Recorded data:
(begin)
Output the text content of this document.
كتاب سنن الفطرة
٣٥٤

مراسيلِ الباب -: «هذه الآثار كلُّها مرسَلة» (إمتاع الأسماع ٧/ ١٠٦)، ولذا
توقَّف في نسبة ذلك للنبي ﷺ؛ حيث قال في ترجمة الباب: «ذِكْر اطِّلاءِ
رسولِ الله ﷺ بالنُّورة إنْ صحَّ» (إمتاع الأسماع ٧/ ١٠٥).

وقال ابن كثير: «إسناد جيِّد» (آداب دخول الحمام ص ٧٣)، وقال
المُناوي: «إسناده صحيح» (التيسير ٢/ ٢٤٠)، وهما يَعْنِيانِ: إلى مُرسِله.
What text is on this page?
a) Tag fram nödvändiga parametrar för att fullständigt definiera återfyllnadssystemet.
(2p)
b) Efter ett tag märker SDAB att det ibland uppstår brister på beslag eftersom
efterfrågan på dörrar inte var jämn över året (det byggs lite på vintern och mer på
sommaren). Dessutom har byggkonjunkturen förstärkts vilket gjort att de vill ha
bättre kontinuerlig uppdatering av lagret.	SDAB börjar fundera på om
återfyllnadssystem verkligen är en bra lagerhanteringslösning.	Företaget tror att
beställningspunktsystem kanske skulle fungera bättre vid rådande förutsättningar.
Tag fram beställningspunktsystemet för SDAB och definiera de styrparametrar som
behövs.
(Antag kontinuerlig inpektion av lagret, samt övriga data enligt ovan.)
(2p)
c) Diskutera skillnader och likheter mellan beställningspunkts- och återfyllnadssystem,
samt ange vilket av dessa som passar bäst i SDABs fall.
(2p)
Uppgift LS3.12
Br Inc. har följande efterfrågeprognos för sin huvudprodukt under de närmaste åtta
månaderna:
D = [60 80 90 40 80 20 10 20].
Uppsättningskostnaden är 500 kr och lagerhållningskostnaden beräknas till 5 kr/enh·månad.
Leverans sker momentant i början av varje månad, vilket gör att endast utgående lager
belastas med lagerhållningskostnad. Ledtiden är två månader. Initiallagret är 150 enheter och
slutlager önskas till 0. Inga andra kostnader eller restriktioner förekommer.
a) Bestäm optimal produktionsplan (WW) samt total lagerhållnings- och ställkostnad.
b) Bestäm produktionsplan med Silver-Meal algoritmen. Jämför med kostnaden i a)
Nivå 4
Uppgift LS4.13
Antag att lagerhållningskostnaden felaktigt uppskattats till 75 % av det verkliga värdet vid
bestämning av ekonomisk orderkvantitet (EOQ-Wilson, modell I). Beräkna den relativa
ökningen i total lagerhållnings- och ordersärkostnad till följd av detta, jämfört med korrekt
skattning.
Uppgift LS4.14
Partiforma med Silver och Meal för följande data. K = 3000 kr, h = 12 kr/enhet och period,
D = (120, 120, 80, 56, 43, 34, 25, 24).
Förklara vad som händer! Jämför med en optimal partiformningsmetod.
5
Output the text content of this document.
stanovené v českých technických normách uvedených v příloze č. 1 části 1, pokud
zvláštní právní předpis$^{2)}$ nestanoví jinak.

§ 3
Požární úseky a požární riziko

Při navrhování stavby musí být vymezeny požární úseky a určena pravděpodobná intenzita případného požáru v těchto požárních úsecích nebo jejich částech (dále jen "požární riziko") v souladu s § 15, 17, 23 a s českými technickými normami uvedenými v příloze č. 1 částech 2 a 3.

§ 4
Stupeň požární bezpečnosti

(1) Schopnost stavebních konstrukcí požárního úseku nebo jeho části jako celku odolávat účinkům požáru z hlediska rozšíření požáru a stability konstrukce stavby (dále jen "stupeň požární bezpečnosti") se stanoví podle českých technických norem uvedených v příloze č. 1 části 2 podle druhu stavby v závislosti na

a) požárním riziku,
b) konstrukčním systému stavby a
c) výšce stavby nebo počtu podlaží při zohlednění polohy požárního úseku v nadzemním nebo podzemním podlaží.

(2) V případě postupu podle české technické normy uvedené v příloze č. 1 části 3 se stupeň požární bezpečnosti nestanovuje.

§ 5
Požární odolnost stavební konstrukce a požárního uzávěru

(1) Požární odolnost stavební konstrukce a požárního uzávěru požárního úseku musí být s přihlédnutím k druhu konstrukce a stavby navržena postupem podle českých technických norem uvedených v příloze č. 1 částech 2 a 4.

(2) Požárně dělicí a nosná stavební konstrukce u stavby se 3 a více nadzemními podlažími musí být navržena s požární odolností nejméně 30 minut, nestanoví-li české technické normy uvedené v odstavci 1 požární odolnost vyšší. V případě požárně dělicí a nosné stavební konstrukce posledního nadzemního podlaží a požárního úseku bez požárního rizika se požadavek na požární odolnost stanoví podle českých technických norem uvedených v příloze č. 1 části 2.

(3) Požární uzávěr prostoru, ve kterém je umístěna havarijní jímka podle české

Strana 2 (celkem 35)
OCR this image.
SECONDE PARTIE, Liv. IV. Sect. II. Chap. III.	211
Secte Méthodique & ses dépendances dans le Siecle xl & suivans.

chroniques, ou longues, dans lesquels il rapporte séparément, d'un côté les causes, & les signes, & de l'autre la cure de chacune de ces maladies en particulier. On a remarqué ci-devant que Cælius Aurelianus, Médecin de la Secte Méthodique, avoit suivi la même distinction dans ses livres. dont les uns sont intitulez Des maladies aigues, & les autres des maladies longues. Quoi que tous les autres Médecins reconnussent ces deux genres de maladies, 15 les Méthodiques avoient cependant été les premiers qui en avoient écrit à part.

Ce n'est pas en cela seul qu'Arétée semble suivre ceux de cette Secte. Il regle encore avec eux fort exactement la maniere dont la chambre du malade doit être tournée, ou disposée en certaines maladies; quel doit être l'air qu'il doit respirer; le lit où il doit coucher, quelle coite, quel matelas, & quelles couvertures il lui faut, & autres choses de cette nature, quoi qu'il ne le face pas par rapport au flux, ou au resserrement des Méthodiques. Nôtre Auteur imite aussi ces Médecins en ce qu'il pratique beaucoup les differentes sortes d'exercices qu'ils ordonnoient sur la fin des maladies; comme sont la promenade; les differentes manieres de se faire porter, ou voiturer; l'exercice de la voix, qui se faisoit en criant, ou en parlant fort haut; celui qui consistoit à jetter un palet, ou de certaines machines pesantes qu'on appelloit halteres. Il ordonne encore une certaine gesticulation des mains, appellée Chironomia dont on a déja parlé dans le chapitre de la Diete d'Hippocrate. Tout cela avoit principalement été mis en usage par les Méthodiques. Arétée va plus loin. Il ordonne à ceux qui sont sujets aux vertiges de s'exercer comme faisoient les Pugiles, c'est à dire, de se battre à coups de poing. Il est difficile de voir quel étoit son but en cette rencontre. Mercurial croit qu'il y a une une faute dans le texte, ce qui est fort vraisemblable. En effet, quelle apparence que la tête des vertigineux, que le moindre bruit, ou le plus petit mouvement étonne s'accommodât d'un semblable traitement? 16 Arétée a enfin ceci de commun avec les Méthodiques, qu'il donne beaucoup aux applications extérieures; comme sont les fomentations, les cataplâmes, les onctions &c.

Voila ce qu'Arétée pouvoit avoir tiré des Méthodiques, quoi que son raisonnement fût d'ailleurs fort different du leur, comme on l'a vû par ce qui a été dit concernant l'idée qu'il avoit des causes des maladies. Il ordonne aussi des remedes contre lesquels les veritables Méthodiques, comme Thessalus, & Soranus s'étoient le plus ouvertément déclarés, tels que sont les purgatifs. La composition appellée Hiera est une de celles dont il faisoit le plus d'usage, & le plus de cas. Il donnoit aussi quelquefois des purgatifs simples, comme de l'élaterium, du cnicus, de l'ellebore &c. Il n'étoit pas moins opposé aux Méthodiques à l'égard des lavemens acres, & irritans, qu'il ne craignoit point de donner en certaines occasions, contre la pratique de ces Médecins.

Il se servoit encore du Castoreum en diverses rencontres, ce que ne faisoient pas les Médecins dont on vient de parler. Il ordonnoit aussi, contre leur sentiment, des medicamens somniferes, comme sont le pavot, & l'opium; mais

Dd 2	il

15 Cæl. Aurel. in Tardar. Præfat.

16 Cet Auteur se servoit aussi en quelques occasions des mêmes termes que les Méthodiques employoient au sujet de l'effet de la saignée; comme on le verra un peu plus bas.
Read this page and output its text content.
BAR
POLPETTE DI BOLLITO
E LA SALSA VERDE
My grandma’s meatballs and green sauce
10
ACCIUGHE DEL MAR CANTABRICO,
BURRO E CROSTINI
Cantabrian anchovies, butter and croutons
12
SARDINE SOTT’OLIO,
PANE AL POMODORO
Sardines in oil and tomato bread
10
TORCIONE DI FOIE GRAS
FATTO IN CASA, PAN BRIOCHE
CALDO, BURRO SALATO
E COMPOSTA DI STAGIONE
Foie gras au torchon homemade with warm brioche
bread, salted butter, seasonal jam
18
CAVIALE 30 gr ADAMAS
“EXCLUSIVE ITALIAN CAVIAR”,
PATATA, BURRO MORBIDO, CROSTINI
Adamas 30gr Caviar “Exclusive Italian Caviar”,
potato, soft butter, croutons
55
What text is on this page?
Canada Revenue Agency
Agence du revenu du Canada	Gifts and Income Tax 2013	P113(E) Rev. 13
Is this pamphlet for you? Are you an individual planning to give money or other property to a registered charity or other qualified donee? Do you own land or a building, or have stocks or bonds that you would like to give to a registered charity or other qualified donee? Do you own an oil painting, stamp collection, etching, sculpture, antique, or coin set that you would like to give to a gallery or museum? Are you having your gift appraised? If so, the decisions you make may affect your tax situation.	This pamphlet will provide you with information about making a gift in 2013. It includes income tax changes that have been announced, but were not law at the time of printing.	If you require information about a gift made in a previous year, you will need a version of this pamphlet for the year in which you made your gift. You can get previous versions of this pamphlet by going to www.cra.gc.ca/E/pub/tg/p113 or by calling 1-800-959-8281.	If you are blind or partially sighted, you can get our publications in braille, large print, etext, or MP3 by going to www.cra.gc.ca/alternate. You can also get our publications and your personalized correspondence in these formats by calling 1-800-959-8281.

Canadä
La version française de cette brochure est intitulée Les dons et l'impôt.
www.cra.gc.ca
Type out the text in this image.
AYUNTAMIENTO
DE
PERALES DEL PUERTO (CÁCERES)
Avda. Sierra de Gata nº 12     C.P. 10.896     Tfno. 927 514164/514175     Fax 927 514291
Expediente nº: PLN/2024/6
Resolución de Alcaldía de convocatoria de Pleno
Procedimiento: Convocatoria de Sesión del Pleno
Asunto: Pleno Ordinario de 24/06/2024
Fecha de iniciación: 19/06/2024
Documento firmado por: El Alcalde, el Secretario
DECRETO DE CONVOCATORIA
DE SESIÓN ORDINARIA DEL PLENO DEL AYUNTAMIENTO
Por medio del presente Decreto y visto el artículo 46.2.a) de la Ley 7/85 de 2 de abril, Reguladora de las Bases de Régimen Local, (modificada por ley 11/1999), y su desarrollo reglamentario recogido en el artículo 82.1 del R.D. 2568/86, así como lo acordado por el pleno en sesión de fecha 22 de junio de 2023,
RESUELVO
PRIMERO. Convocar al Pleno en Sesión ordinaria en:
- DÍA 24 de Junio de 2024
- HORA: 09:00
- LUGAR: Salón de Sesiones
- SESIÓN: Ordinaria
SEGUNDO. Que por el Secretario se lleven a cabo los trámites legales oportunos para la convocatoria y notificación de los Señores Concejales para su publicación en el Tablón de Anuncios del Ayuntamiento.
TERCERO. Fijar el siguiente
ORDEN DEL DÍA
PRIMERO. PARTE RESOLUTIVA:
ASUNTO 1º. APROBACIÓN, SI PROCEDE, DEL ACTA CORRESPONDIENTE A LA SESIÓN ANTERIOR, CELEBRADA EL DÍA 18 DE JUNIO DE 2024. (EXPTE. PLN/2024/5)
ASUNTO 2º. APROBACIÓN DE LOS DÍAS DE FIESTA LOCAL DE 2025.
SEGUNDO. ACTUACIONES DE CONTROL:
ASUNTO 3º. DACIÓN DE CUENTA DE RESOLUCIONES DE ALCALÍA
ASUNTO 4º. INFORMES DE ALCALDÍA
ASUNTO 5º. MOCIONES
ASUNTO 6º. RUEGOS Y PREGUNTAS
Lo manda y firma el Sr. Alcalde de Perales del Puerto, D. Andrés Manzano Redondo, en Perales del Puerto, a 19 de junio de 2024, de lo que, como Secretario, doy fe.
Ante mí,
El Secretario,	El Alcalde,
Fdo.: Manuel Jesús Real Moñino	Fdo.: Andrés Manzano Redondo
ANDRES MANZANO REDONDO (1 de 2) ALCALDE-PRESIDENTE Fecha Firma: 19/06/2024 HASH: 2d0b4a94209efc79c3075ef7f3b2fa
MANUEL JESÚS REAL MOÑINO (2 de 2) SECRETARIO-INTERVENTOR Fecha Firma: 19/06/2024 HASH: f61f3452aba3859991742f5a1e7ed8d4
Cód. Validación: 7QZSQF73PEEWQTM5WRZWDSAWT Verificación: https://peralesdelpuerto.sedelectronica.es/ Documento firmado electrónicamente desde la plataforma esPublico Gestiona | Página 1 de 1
(end)
Say how many lines of the data include the word "occasions". Respond with the number alone.

2